▶ **Goal of the exercise**
Could you arrange the records from the start through the line containing "The arms 46 is at (903, 402)." as a two-column CSV with the columns description and locations? Give one row per record, put each field in quotes with line breaks changed to spaces, and leave the pictures out.

(begin)

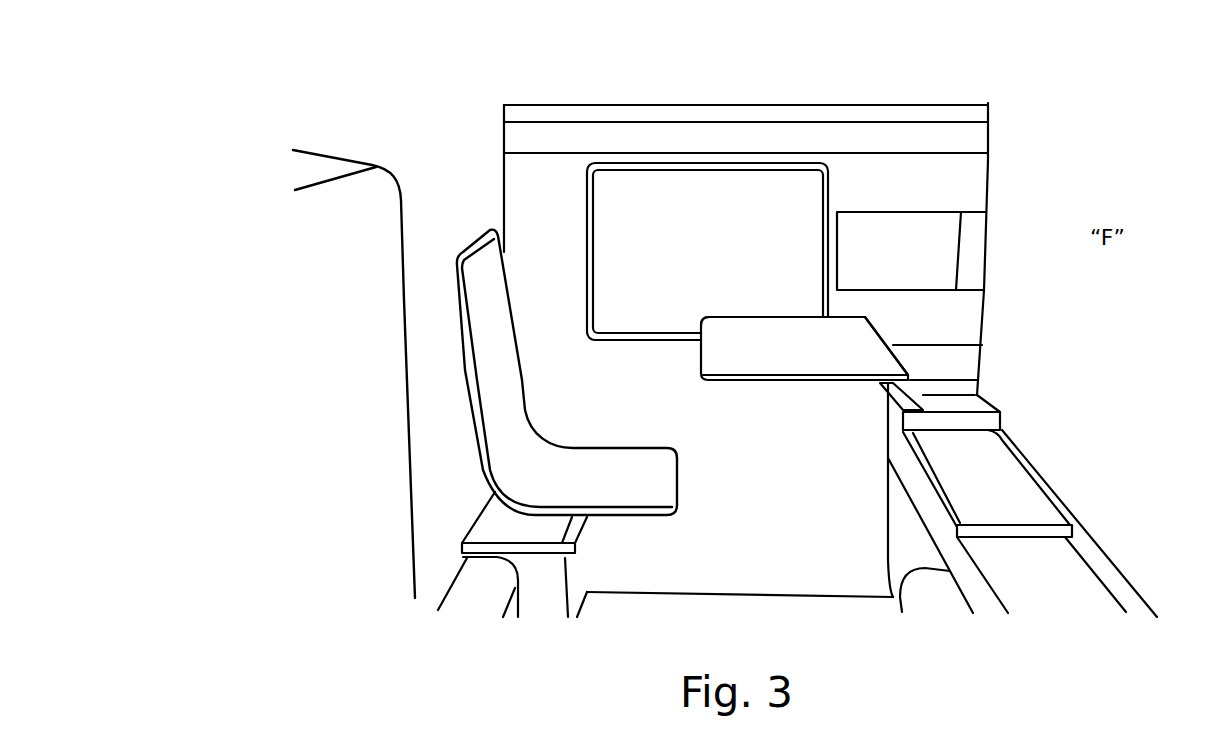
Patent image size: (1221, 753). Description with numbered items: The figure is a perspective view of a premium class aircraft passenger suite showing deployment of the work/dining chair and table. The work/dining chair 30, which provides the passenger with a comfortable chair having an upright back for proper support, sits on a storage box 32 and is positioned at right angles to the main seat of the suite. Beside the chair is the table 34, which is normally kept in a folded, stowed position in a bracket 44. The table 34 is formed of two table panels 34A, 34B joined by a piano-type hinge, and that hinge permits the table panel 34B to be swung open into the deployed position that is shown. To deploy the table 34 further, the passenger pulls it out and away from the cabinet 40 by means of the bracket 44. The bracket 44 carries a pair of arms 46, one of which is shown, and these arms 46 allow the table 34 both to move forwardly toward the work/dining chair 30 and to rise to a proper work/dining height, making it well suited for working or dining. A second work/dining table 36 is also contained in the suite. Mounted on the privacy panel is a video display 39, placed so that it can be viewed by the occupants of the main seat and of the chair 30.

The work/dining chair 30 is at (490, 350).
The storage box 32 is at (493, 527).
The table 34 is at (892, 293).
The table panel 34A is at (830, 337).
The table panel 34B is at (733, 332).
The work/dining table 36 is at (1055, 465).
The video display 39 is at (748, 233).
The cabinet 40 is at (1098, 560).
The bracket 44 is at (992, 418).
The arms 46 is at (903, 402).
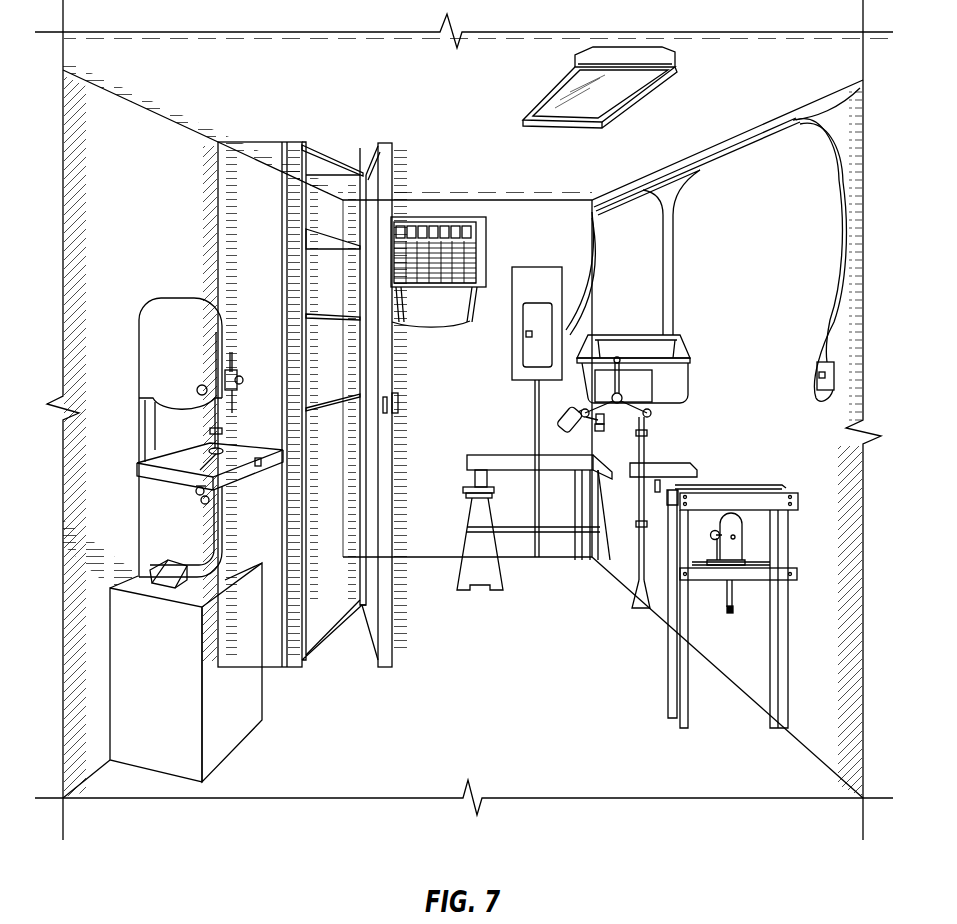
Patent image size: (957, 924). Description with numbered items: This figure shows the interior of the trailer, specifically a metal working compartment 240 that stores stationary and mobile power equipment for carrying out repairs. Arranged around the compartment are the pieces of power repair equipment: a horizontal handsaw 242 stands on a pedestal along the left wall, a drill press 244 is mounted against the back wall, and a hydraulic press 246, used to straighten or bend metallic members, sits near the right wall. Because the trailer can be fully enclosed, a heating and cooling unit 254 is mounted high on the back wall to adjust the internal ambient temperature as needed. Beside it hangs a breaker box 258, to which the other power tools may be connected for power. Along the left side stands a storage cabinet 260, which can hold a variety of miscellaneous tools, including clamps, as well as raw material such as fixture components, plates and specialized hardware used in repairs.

(end)

▶ **Full response**
description,locations
"Patent image size: (1221, 753). Description with numbered items: The figure is a perspective view of a premium class aircraft passenger suite showing deployment of the work/dining chair and table. The work/dining chair 30, which provides the passenger with a comfortable chair having an upright back for proper support, sits on a storage box 32 and is positioned at right angles to the main seat of the suite. Beside the chair is the table 34, which is normally kept in a folded, stowed position in a bracket 44. The table 34 is formed of two table panels 34A, 34B joined by a piano-type hinge, and that hinge permits the table panel 34B to be swung open into the deployed position that is shown. To deploy the table 34 further, the passenger pulls it out and away from the cabinet 40 by means of the bracket 44. The bracket 44 carries a pair of arms 46, one of which is shown, and these arms 46 allow the table 34 both to move forwardly toward the work/dining chair 30 and to rise to a proper work/dining height, making it well suited for working or dining. A second work/dining table 36 is also contained in the suite. Mounted on the privacy panel is a video display 39, placed so that it can be viewed by the occupants of the main seat and of the chair 30.","The work/dining chair 30 is at (490, 350). The storage box 32 is at (493, 527). The table 34 is at (892, 293). The table panel 34A is at (830, 337). The table panel 34B is at (733, 332). The work/dining table 36 is at (1055, 465). The video display 39 is at (748, 233). The cabinet 40 is at (1098, 560). The bracket 44 is at (992, 418). The arms 46 is at (903, 402)."